» Stated exercise: Output every line exactly as written. Leave out pictures.

» Material provided:
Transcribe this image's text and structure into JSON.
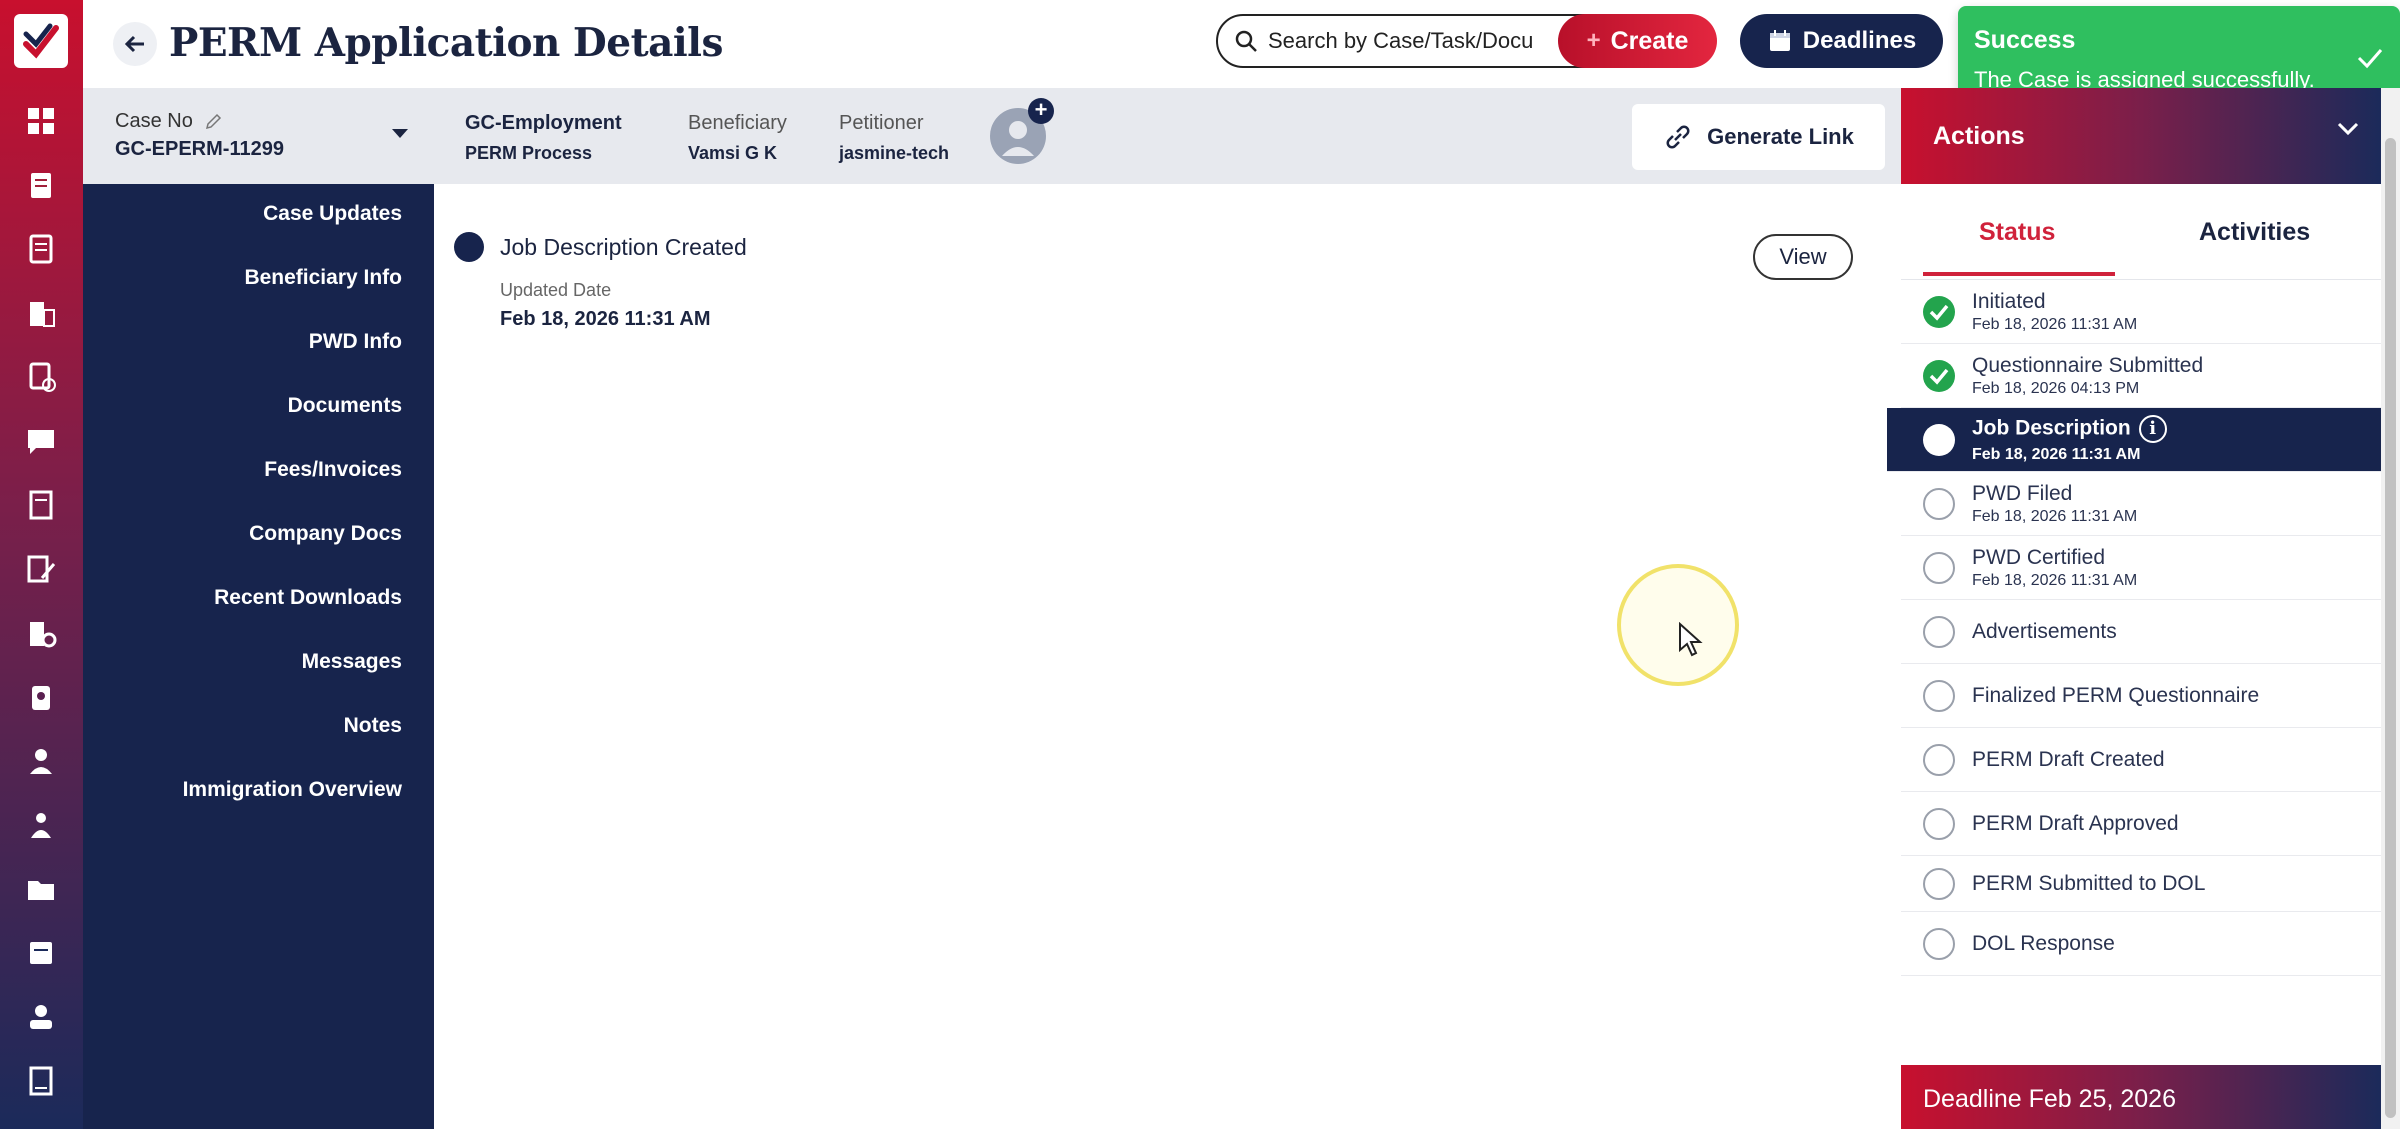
{
  "header": {
    "title": "PERM Application Details",
    "search_placeholder": "Search by Case/Task/Docu",
    "create_label": "Create",
    "deadlines_label": "Deadlines"
  },
  "toast": {
    "title": "Success",
    "message": "The Case is assigned successfully."
  },
  "case_info": {
    "case_no_label": "Case No",
    "case_no": "GC-EPERM-11299",
    "type": "GC-Employment",
    "process": "PERM Process",
    "beneficiary_label": "Beneficiary",
    "beneficiary": "Vamsi G K",
    "petitioner_label": "Petitioner",
    "petitioner": "jasmine-tech",
    "generate_link_label": "Generate Link"
  },
  "nav": {
    "items": [
      {
        "label": "Case Updates"
      },
      {
        "label": "Beneficiary Info"
      },
      {
        "label": "PWD Info"
      },
      {
        "label": "Documents"
      },
      {
        "label": "Fees/Invoices"
      },
      {
        "label": "Company Docs"
      },
      {
        "label": "Recent Downloads"
      },
      {
        "label": "Messages"
      },
      {
        "label": "Notes"
      },
      {
        "label": "Immigration Overview"
      }
    ]
  },
  "main": {
    "event_title": "Job Description Created",
    "updated_label": "Updated Date",
    "updated_value": "Feb 18, 2026 11:31 AM",
    "view_label": "View"
  },
  "actions": {
    "title": "Actions",
    "tabs": [
      {
        "label": "Status"
      },
      {
        "label": "Activities"
      }
    ],
    "active_tab": "Status",
    "statuses": [
      {
        "label": "Initiated",
        "date": "Feb 18, 2026 11:31 AM",
        "state": "done"
      },
      {
        "label": "Questionnaire Submitted",
        "date": "Feb 18, 2026 04:13 PM",
        "state": "done"
      },
      {
        "label": "Job Description",
        "date": "Feb 18, 2026 11:31 AM",
        "state": "active"
      },
      {
        "label": "PWD Filed",
        "date": "Feb 18, 2026 11:31 AM",
        "state": "pending"
      },
      {
        "label": "PWD Certified",
        "date": "Feb 18, 2026 11:31 AM",
        "state": "pending"
      },
      {
        "label": "Advertisements",
        "date": "",
        "state": "pending"
      },
      {
        "label": "Finalized PERM Questionnaire",
        "date": "",
        "state": "pending"
      },
      {
        "label": "PERM Draft Created",
        "date": "",
        "state": "pending"
      },
      {
        "label": "PERM Draft Approved",
        "date": "",
        "state": "pending"
      },
      {
        "label": "PERM Submitted to DOL",
        "date": "",
        "state": "pending"
      },
      {
        "label": "DOL Response",
        "date": "",
        "state": "pending"
      }
    ],
    "deadline": "Deadline Feb 25, 2026"
  },
  "rail": {
    "icons": [
      "dashboard-icon",
      "clipboard-icon",
      "document-list-icon",
      "building-icon",
      "document-check-icon",
      "chat-icon",
      "ledger-icon",
      "edit-document-icon",
      "building-gear-icon",
      "badge-icon",
      "user-icon",
      "users-icon",
      "folder-icon",
      "note-icon",
      "person-card-icon",
      "report-icon"
    ]
  },
  "colors": {
    "navy": "#17244d",
    "brand_red": "#c8102e",
    "success_green": "#2fbf5f",
    "status_done": "#23a44d",
    "status_tab": "#d0223b"
  }
}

» The result:
Transcribe this image's text and structure into JSON.
{
  "header": {
    "title": "PERM Application Details",
    "search_placeholder": "Search by Case/Task/Docu",
    "create_label": "Create",
    "deadlines_label": "Deadlines"
  },
  "toast": {
    "title": "Success",
    "message": "The Case is assigned successfully."
  },
  "case_info": {
    "case_no_label": "Case No",
    "case_no": "GC-EPERM-11299",
    "type": "GC-Employment",
    "process": "PERM Process",
    "beneficiary_label": "Beneficiary",
    "beneficiary": "Vamsi G K",
    "petitioner_label": "Petitioner",
    "petitioner": "jasmine-tech",
    "generate_link_label": "Generate Link"
  },
  "nav": {
    "items": [
      {
        "label": "Case Updates"
      },
      {
        "label": "Beneficiary Info"
      },
      {
        "label": "PWD Info"
      },
      {
        "label": "Documents"
      },
      {
        "label": "Fees/Invoices"
      },
      {
        "label": "Company Docs"
      },
      {
        "label": "Recent Downloads"
      },
      {
        "label": "Messages"
      },
      {
        "label": "Notes"
      },
      {
        "label": "Immigration Overview"
      }
    ]
  },
  "main": {
    "event_title": "Job Description Created",
    "updated_label": "Updated Date",
    "updated_value": "Feb 18, 2026 11:31 AM",
    "view_label": "View"
  },
  "actions": {
    "title": "Actions",
    "tabs": [
      {
        "label": "Status"
      },
      {
        "label": "Activities"
      }
    ],
    "active_tab": "Status",
    "statuses": [
      {
        "label": "Initiated",
        "date": "Feb 18, 2026 11:31 AM",
        "state": "done"
      },
      {
        "label": "Questionnaire Submitted",
        "date": "Feb 18, 2026 04:13 PM",
        "state": "done"
      },
      {
        "label": "Job Description",
        "date": "Feb 18, 2026 11:31 AM",
        "state": "active"
      },
      {
        "label": "PWD Filed",
        "date": "Feb 18, 2026 11:31 AM",
        "state": "pending"
      },
      {
        "label": "PWD Certified",
        "date": "Feb 18, 2026 11:31 AM",
        "state": "pending"
      },
      {
        "label": "Advertisements",
        "date": "",
        "state": "pending"
      },
      {
        "label": "Finalized PERM Questionnaire",
        "date": "",
        "state": "pending"
      },
      {
        "label": "PERM Draft Created",
        "date": "",
        "state": "pending"
      },
      {
        "label": "PERM Draft Approved",
        "date": "",
        "state": "pending"
      },
      {
        "label": "PERM Submitted to DOL",
        "date": "",
        "state": "pending"
      },
      {
        "label": "DOL Response",
        "date": "",
        "state": "pending"
      }
    ],
    "deadline": "Deadline Feb 25, 2026"
  },
  "rail": {
    "icons": [
      "dashboard-icon",
      "clipboard-icon",
      "document-list-icon",
      "building-icon",
      "document-check-icon",
      "chat-icon",
      "ledger-icon",
      "edit-document-icon",
      "building-gear-icon",
      "badge-icon",
      "user-icon",
      "users-icon",
      "folder-icon",
      "note-icon",
      "person-card-icon",
      "report-icon"
    ]
  },
  "colors": {
    "navy": "#17244d",
    "brand_red": "#c8102e",
    "success_green": "#2fbf5f",
    "status_done": "#23a44d",
    "status_tab": "#d0223b"
  }
}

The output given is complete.